▸ ENTRIES SHOWN

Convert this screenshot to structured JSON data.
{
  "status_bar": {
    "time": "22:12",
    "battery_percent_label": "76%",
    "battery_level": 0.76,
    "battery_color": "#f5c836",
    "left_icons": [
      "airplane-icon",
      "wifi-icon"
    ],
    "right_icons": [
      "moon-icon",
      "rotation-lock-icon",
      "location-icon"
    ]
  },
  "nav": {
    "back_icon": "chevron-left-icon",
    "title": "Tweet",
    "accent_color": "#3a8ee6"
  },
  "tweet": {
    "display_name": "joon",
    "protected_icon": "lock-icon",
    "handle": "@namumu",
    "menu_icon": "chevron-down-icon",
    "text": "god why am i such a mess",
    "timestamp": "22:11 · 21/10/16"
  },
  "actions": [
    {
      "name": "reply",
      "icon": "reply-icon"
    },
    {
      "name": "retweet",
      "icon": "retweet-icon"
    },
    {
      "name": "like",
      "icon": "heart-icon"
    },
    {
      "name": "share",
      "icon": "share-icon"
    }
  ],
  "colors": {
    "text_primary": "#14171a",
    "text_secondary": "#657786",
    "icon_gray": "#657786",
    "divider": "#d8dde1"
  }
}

==

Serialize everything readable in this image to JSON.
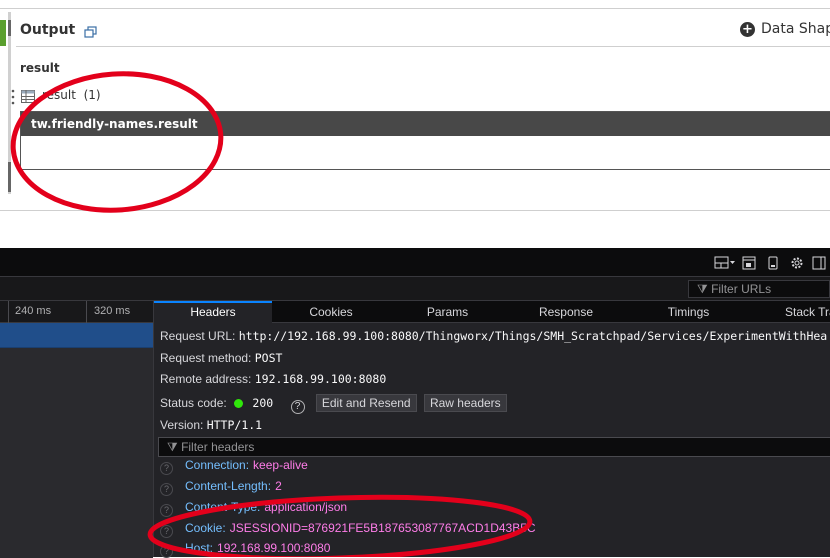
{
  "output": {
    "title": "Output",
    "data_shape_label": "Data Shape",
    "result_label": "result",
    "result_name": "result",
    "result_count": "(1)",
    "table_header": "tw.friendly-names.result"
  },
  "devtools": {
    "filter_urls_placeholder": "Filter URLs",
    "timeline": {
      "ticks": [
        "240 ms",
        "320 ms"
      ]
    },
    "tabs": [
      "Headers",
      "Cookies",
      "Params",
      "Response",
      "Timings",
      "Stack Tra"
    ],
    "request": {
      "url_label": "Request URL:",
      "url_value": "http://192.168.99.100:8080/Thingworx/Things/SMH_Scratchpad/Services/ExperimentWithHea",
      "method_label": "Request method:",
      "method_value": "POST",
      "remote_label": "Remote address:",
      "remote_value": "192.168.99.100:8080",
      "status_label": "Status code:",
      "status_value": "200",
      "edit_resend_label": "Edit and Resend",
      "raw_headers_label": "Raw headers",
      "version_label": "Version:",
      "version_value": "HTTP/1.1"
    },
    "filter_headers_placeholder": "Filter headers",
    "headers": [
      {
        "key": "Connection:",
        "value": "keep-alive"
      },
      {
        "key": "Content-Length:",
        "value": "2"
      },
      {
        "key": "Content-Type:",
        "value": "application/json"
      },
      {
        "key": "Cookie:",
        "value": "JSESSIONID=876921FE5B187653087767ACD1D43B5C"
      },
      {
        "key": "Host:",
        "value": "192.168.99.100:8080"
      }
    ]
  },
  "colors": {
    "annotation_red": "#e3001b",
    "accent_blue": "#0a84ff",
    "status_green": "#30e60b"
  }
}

...

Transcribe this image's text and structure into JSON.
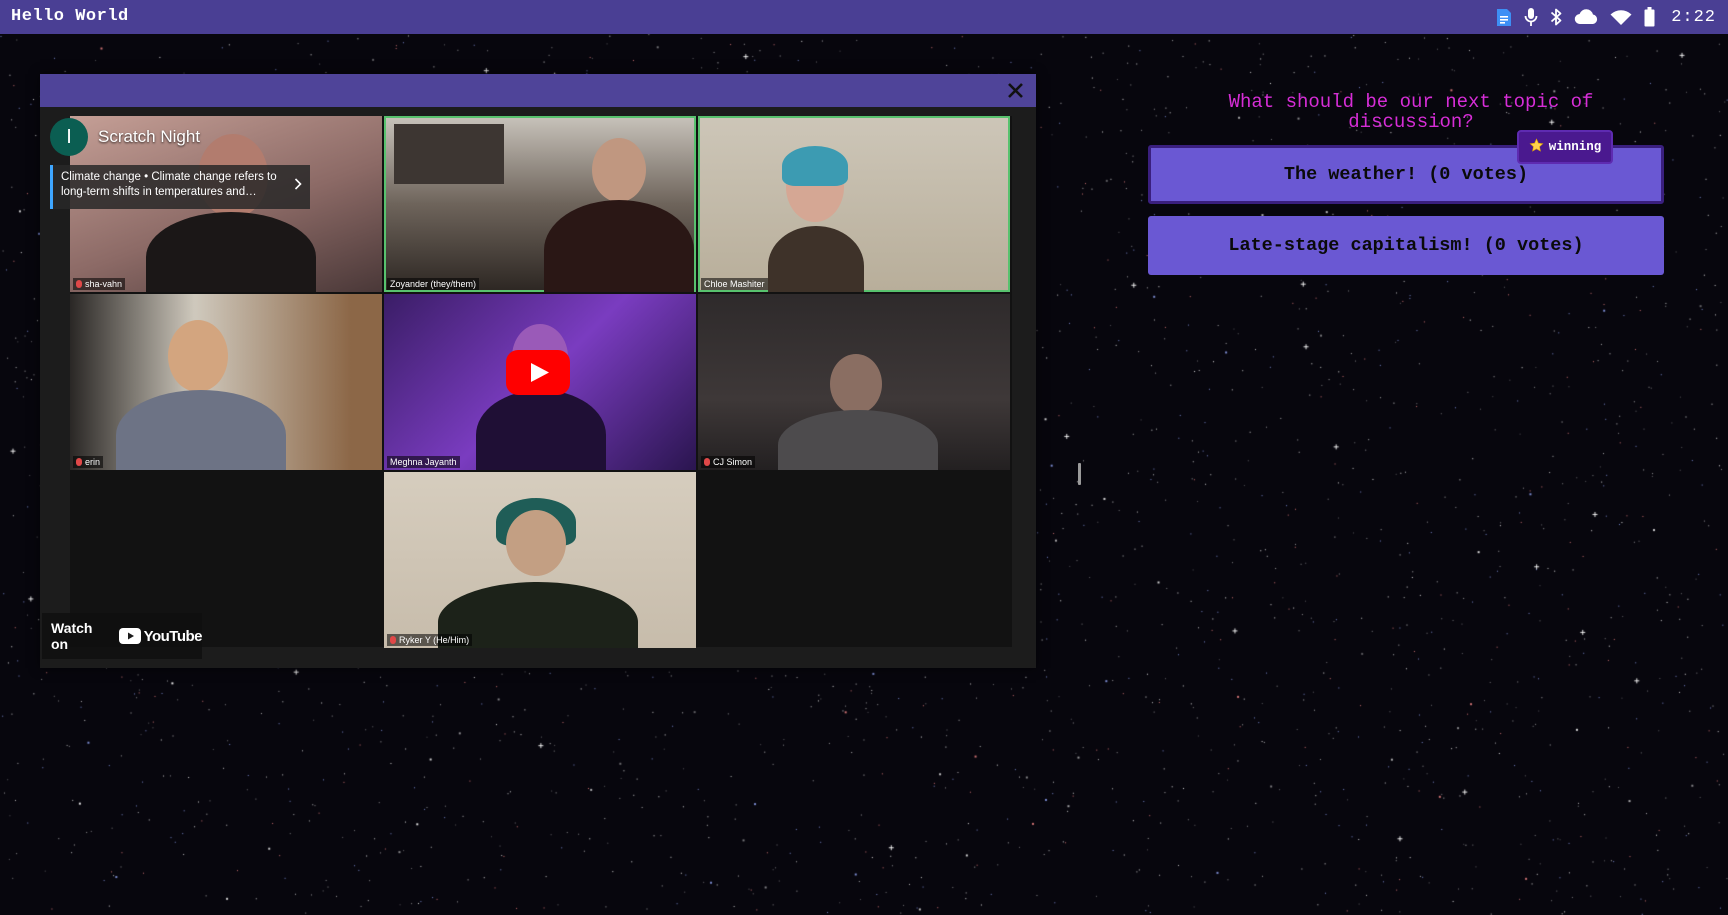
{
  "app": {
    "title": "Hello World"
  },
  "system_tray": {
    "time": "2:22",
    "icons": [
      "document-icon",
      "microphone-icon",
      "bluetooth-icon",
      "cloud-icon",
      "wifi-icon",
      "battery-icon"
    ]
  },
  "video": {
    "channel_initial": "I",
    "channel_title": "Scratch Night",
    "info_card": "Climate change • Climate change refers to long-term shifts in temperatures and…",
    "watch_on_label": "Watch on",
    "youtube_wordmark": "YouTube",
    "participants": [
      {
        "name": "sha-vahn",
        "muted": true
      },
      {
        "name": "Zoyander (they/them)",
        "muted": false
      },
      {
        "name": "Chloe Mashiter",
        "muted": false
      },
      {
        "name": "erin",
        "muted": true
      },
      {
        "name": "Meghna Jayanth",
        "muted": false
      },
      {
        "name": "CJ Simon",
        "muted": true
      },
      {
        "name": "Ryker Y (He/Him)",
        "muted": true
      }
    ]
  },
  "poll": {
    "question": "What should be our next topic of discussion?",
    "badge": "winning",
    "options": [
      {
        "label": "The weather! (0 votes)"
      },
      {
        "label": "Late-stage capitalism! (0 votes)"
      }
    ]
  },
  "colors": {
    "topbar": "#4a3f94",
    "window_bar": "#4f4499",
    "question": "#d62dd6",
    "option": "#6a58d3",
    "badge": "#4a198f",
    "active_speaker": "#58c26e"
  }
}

▸ EXERCISE REQUIREMENTS
Search the data for the string "this" and copy each line where it appears.

▸ REPLY TO THE EXERCISE
Convert this screenshot to structured JSON data.
Serialize everything readable in this image to JSON.
Transcribe this image's text and structure into JSON.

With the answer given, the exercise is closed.